● **STATED GOAL**
Only the number is wanted: how many lines contain the string "HIGH"?

--- START THE DATA ---

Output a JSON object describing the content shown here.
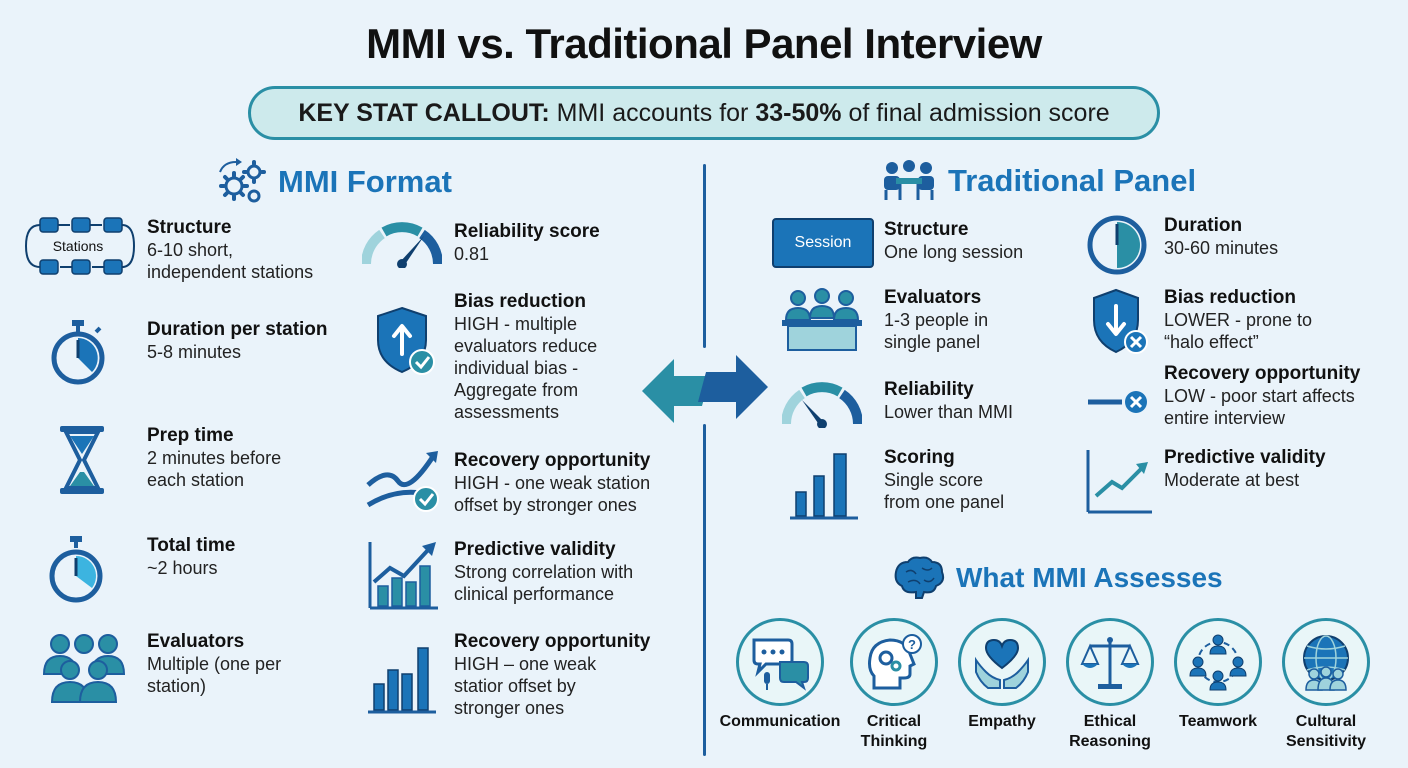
{
  "title": "MMI vs. Traditional Panel Interview",
  "callout": {
    "prefix": "KEY STAT CALLOUT:",
    "text1": " MMI accounts for ",
    "stat": "33-50%",
    "text2": " of final admission score"
  },
  "mmi": {
    "heading": "MMI Format",
    "stations_icon_label": "Stations",
    "left_items": [
      {
        "label": "Structure",
        "value": "6-10 short,\nindependent stations",
        "icon": "stations-flow-icon"
      },
      {
        "label": "Duration per station",
        "value": "5-8 minutes",
        "icon": "stopwatch-icon"
      },
      {
        "label": "Prep time",
        "value": "2 minutes before\neach station",
        "icon": "hourglass-icon"
      },
      {
        "label": "Total time",
        "value": "~2 hours",
        "icon": "stopwatch-icon"
      },
      {
        "label": "Evaluators",
        "value": "Multiple (one per\nstation)",
        "icon": "group-icon"
      }
    ],
    "right_items": [
      {
        "label": "Reliability score",
        "value": "0.81",
        "icon": "gauge-icon"
      },
      {
        "label": "Bias reduction",
        "value": "HIGH - multiple\nevaluators reduce\nindividual bias -\nAggregate from\nassessments",
        "icon": "shield-up-check-icon"
      },
      {
        "label": "Recovery opportunity",
        "value": "HIGH - one weak station\noffset by stronger ones",
        "icon": "recovery-curve-icon"
      },
      {
        "label": "Predictive validity",
        "value": "Strong correlation with\nclinical performance",
        "icon": "growth-chart-icon"
      },
      {
        "label": "Recovery opportunity",
        "value": "HIGH – one weak\nstatior offset by\nstronger ones",
        "icon": "bar-chart-icon"
      }
    ]
  },
  "panel": {
    "heading": "Traditional Panel",
    "session_label": "Session",
    "left_items": [
      {
        "label": "Structure",
        "value": "One long session",
        "icon": "session-box-icon"
      },
      {
        "label": "Evaluators",
        "value": "1-3 people in\nsingle panel",
        "icon": "panel-table-icon"
      },
      {
        "label": "Reliability",
        "value": "Lower than MMI",
        "icon": "gauge-icon"
      },
      {
        "label": "Scoring",
        "value": "Single score\nfrom one panel",
        "icon": "bar-chart-icon"
      }
    ],
    "right_items": [
      {
        "label": "Duration",
        "value": "30-60 minutes",
        "icon": "clock-icon"
      },
      {
        "label": "Bias reduction",
        "value": "LOWER - prone to\n“halo effect”",
        "icon": "shield-down-x-icon"
      },
      {
        "label": "Recovery opportunity",
        "value": "LOW - poor start affects\nentire interview",
        "icon": "line-x-icon"
      },
      {
        "label": "Predictive validity",
        "value": "Moderate at best",
        "icon": "line-chart-icon"
      }
    ]
  },
  "assesses": {
    "heading": "What MMI Assesses",
    "items": [
      {
        "label": "Communication",
        "icon": "speech-bubbles-icon"
      },
      {
        "label": "Critical\nThinking",
        "icon": "head-gears-icon"
      },
      {
        "label": "Empathy",
        "icon": "heart-hands-icon"
      },
      {
        "label": "Ethical\nReasoning",
        "icon": "scales-icon"
      },
      {
        "label": "Teamwork",
        "icon": "team-circle-icon"
      },
      {
        "label": "Cultural\nSensitivity",
        "icon": "globe-people-icon"
      }
    ]
  },
  "colors": {
    "dark_blue": "#1d5e9e",
    "accent_blue": "#1b74b8",
    "teal": "#2a8fa5",
    "light_teal": "#9fd3dc"
  }
}
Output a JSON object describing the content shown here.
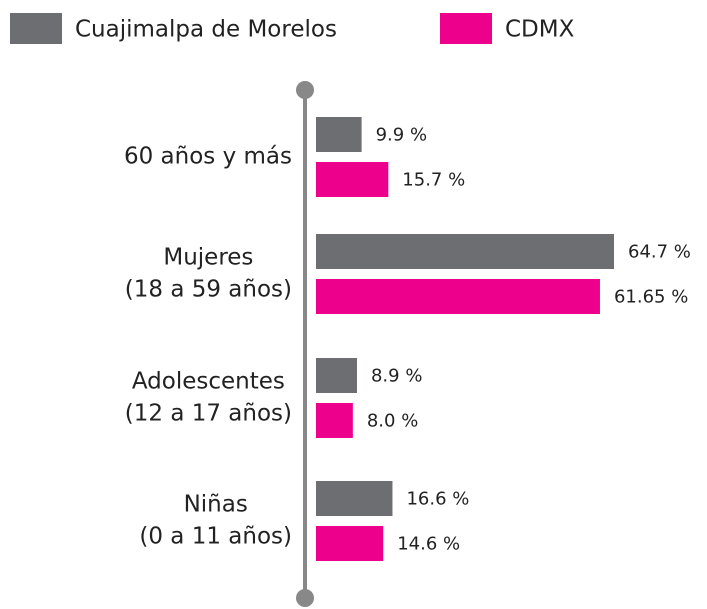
{
  "chart_data": {
    "type": "bar",
    "orientation": "horizontal",
    "categories": [
      [
        "60 años y más"
      ],
      [
        "Mujeres",
        "(18 a 59 años)"
      ],
      [
        "Adolescentes",
        "(12 a 17 años)"
      ],
      [
        "Niñas",
        "(0 a 11 años)"
      ]
    ],
    "series": [
      {
        "name": "Cuajimalpa de Morelos",
        "color": "#6d6e71",
        "values": [
          9.9,
          64.7,
          8.9,
          16.6
        ],
        "value_labels": [
          "9.9 %",
          "64.7 %",
          "8.9 %",
          "16.6 %"
        ]
      },
      {
        "name": "CDMX",
        "color": "#ec008c",
        "values": [
          15.7,
          61.65,
          8.0,
          14.6
        ],
        "value_labels": [
          "15.7 %",
          "61.65 %",
          "8.0 %",
          "14.6 %"
        ]
      }
    ]
  }
}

--- END THE DATA ---

● **RESULT OF THIS EXERCISE**
3